→ Task statement:
Retype all of the data exactly as given.

→ Record set:
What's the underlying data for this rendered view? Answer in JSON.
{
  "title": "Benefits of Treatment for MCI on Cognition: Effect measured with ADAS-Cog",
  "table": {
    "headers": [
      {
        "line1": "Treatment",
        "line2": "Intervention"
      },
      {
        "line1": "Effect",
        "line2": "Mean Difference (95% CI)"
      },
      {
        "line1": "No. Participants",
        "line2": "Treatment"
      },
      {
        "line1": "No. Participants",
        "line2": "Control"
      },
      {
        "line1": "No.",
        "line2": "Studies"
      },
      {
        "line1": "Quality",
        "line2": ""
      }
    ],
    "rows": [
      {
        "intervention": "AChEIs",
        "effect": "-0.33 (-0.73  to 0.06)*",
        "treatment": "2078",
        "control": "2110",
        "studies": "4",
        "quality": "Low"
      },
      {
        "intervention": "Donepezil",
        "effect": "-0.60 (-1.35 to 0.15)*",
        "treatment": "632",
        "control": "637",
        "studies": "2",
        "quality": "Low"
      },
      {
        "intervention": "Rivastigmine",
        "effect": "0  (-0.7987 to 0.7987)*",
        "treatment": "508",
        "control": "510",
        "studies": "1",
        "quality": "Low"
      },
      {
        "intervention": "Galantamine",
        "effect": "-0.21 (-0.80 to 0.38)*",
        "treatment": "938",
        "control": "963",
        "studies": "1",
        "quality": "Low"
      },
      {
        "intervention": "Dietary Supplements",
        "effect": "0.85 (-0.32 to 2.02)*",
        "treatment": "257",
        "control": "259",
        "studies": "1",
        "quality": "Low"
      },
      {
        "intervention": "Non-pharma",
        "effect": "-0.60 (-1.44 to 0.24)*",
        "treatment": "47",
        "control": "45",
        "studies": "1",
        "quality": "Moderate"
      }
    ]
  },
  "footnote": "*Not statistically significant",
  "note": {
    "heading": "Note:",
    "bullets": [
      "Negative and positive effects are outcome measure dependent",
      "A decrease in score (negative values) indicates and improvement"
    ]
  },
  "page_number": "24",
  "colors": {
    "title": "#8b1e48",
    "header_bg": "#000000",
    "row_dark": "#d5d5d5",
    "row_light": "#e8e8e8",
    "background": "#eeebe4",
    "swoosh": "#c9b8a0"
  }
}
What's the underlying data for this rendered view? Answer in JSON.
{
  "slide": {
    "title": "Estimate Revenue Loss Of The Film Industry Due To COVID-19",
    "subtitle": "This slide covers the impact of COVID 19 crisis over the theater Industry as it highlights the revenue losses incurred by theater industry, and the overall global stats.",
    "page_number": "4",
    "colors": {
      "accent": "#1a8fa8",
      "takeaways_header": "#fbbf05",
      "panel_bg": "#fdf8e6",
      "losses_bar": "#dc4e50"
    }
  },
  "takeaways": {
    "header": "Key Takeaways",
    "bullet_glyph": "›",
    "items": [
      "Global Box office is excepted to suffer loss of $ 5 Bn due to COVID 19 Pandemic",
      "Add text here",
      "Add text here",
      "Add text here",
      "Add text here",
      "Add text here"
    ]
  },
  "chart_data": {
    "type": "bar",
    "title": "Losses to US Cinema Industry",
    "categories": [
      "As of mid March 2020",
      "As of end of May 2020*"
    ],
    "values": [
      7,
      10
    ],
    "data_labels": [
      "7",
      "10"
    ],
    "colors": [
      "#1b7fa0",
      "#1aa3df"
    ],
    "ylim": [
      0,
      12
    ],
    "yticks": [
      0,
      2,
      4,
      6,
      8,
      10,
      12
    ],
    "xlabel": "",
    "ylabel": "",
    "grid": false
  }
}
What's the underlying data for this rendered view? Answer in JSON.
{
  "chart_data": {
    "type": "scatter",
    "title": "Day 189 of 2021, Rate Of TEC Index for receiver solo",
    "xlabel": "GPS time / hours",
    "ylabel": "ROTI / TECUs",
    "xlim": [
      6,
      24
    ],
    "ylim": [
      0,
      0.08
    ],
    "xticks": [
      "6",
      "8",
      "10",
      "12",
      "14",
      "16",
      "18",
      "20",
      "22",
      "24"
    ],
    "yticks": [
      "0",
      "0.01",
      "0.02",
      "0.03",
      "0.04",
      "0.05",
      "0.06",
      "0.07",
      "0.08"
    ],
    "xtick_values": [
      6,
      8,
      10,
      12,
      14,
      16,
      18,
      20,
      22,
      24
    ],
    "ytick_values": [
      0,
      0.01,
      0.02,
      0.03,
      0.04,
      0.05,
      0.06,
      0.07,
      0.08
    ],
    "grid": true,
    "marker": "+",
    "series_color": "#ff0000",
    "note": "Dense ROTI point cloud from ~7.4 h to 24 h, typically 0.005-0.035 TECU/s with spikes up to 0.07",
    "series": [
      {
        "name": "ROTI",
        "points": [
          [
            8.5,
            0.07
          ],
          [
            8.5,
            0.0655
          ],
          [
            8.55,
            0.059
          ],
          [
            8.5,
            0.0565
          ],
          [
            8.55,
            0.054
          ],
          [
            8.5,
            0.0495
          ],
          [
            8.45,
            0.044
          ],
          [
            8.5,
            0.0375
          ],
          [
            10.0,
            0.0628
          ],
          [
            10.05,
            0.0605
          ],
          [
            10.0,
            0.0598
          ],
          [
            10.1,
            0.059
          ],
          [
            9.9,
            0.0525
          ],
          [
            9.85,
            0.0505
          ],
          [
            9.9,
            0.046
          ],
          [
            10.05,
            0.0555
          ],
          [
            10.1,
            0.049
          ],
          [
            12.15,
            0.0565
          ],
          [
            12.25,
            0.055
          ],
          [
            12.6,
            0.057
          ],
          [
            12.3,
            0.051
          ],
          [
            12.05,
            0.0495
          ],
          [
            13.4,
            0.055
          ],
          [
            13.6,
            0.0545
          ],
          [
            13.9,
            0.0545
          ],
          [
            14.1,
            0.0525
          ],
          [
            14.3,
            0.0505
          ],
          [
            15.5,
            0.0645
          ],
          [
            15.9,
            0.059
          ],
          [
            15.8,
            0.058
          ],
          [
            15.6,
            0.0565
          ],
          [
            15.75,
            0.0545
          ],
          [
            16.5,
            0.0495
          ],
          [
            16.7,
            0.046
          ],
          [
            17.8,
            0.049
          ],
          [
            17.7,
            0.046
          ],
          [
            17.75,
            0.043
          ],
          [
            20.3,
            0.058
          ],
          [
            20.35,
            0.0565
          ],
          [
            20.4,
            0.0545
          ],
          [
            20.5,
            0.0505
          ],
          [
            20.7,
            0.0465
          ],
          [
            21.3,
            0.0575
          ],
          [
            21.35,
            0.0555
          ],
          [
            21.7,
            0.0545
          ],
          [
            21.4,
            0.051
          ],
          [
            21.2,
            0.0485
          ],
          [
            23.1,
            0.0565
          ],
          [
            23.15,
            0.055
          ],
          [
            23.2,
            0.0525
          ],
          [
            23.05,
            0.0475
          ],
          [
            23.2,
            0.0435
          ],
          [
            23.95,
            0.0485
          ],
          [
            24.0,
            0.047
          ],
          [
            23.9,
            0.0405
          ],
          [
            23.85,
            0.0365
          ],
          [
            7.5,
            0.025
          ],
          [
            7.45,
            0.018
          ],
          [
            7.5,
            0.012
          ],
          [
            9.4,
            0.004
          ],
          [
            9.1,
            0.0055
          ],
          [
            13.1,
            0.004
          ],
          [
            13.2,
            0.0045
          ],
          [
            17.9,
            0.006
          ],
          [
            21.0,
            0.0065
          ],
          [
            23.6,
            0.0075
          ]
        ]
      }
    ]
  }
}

→ Solution for this task:
What's the underlying data for this rendered view? Answer in JSON.
{
  "title": "Benefits of Treatment for MCI on Cognition: Effect measured with ADAS-Cog",
  "table": {
    "headers": [
      {
        "line1": "Treatment",
        "line2": "Intervention"
      },
      {
        "line1": "Effect",
        "line2": "Mean Difference (95% CI)"
      },
      {
        "line1": "No. Participants",
        "line2": "Treatment"
      },
      {
        "line1": "No. Participants",
        "line2": "Control"
      },
      {
        "line1": "No.",
        "line2": "Studies"
      },
      {
        "line1": "Quality",
        "line2": ""
      }
    ],
    "rows": [
      {
        "intervention": "AChEIs",
        "effect": "-0.33 (-0.73  to 0.06)*",
        "treatment": "2078",
        "control": "2110",
        "studies": "4",
        "quality": "Low"
      },
      {
        "intervention": "Donepezil",
        "effect": "-0.60 (-1.35 to 0.15)*",
        "treatment": "632",
        "control": "637",
        "studies": "2",
        "quality": "Low"
      },
      {
        "intervention": "Rivastigmine",
        "effect": "0  (-0.7987 to 0.7987)*",
        "treatment": "508",
        "control": "510",
        "studies": "1",
        "quality": "Low"
      },
      {
        "intervention": "Galantamine",
        "effect": "-0.21 (-0.80 to 0.38)*",
        "treatment": "938",
        "control": "963",
        "studies": "1",
        "quality": "Low"
      },
      {
        "intervention": "Dietary Supplements",
        "effect": "0.85 (-0.32 to 2.02)*",
        "treatment": "257",
        "control": "259",
        "studies": "1",
        "quality": "Low"
      },
      {
        "intervention": "Non-pharma",
        "effect": "-0.60 (-1.44 to 0.24)*",
        "treatment": "47",
        "control": "45",
        "studies": "1",
        "quality": "Moderate"
      }
    ]
  },
  "footnote": "*Not statistically significant",
  "note": {
    "heading": "Note:",
    "bullets": [
      "Negative and positive effects are outcome measure dependent",
      "A decrease in score (negative values) indicates and improvement"
    ]
  },
  "page_number": "24",
  "colors": {
    "title": "#8b1e48",
    "header_bg": "#000000",
    "row_dark": "#d5d5d5",
    "row_light": "#e8e8e8",
    "background": "#eeebe4",
    "swoosh": "#c9b8a0"
  }
}
What's the underlying data for this rendered view? Answer in JSON.
{
  "slide": {
    "title": "Estimate Revenue Loss Of The Film Industry Due To COVID-19",
    "subtitle": "This slide covers the impact of COVID 19 crisis over the theater Industry as it highlights the revenue losses incurred by theater industry, and the overall global stats.",
    "page_number": "4",
    "colors": {
      "accent": "#1a8fa8",
      "takeaways_header": "#fbbf05",
      "panel_bg": "#fdf8e6",
      "losses_bar": "#dc4e50"
    }
  },
  "takeaways": {
    "header": "Key Takeaways",
    "bullet_glyph": "›",
    "items": [
      "Global Box office is excepted to suffer loss of $ 5 Bn due to COVID 19 Pandemic",
      "Add text here",
      "Add text here",
      "Add text here",
      "Add text here",
      "Add text here"
    ]
  },
  "chart_data": {
    "type": "bar",
    "title": "Losses to US Cinema Industry",
    "categories": [
      "As of mid March 2020",
      "As of end of May 2020*"
    ],
    "values": [
      7,
      10
    ],
    "data_labels": [
      "7",
      "10"
    ],
    "colors": [
      "#1b7fa0",
      "#1aa3df"
    ],
    "ylim": [
      0,
      12
    ],
    "yticks": [
      0,
      2,
      4,
      6,
      8,
      10,
      12
    ],
    "xlabel": "",
    "ylabel": "",
    "grid": false
  }
}
What's the underlying data for this rendered view? Answer in JSON.
{
  "chart_data": {
    "type": "scatter",
    "title": "Day 189 of 2021, Rate Of TEC Index for receiver solo",
    "xlabel": "GPS time / hours",
    "ylabel": "ROTI / TECUs",
    "xlim": [
      6,
      24
    ],
    "ylim": [
      0,
      0.08
    ],
    "xticks": [
      "6",
      "8",
      "10",
      "12",
      "14",
      "16",
      "18",
      "20",
      "22",
      "24"
    ],
    "yticks": [
      "0",
      "0.01",
      "0.02",
      "0.03",
      "0.04",
      "0.05",
      "0.06",
      "0.07",
      "0.08"
    ],
    "xtick_values": [
      6,
      8,
      10,
      12,
      14,
      16,
      18,
      20,
      22,
      24
    ],
    "ytick_values": [
      0,
      0.01,
      0.02,
      0.03,
      0.04,
      0.05,
      0.06,
      0.07,
      0.08
    ],
    "grid": true,
    "marker": "+",
    "series_color": "#ff0000",
    "note": "Dense ROTI point cloud from ~7.4 h to 24 h, typically 0.005-0.035 TECU/s with spikes up to 0.07",
    "series": [
      {
        "name": "ROTI",
        "points": [
          [
            8.5,
            0.07
          ],
          [
            8.5,
            0.0655
          ],
          [
            8.55,
            0.059
          ],
          [
            8.5,
            0.0565
          ],
          [
            8.55,
            0.054
          ],
          [
            8.5,
            0.0495
          ],
          [
            8.45,
            0.044
          ],
          [
            8.5,
            0.0375
          ],
          [
            10.0,
            0.0628
          ],
          [
            10.05,
            0.0605
          ],
          [
            10.0,
            0.0598
          ],
          [
            10.1,
            0.059
          ],
          [
            9.9,
            0.0525
          ],
          [
            9.85,
            0.0505
          ],
          [
            9.9,
            0.046
          ],
          [
            10.05,
            0.0555
          ],
          [
            10.1,
            0.049
          ],
          [
            12.15,
            0.0565
          ],
          [
            12.25,
            0.055
          ],
          [
            12.6,
            0.057
          ],
          [
            12.3,
            0.051
          ],
          [
            12.05,
            0.0495
          ],
          [
            13.4,
            0.055
          ],
          [
            13.6,
            0.0545
          ],
          [
            13.9,
            0.0545
          ],
          [
            14.1,
            0.0525
          ],
          [
            14.3,
            0.0505
          ],
          [
            15.5,
            0.0645
          ],
          [
            15.9,
            0.059
          ],
          [
            15.8,
            0.058
          ],
          [
            15.6,
            0.0565
          ],
          [
            15.75,
            0.0545
          ],
          [
            16.5,
            0.0495
          ],
          [
            16.7,
            0.046
          ],
          [
            17.8,
            0.049
          ],
          [
            17.7,
            0.046
          ],
          [
            17.75,
            0.043
          ],
          [
            20.3,
            0.058
          ],
          [
            20.35,
            0.0565
          ],
          [
            20.4,
            0.0545
          ],
          [
            20.5,
            0.0505
          ],
          [
            20.7,
            0.0465
          ],
          [
            21.3,
            0.0575
          ],
          [
            21.35,
            0.0555
          ],
          [
            21.7,
            0.0545
          ],
          [
            21.4,
            0.051
          ],
          [
            21.2,
            0.0485
          ],
          [
            23.1,
            0.0565
          ],
          [
            23.15,
            0.055
          ],
          [
            23.2,
            0.0525
          ],
          [
            23.05,
            0.0475
          ],
          [
            23.2,
            0.0435
          ],
          [
            23.95,
            0.0485
          ],
          [
            24.0,
            0.047
          ],
          [
            23.9,
            0.0405
          ],
          [
            23.85,
            0.0365
          ],
          [
            7.5,
            0.025
          ],
          [
            7.45,
            0.018
          ],
          [
            7.5,
            0.012
          ],
          [
            9.4,
            0.004
          ],
          [
            9.1,
            0.0055
          ],
          [
            13.1,
            0.004
          ],
          [
            13.2,
            0.0045
          ],
          [
            17.9,
            0.006
          ],
          [
            21.0,
            0.0065
          ],
          [
            23.6,
            0.0075
          ]
        ]
      }
    ]
  }
}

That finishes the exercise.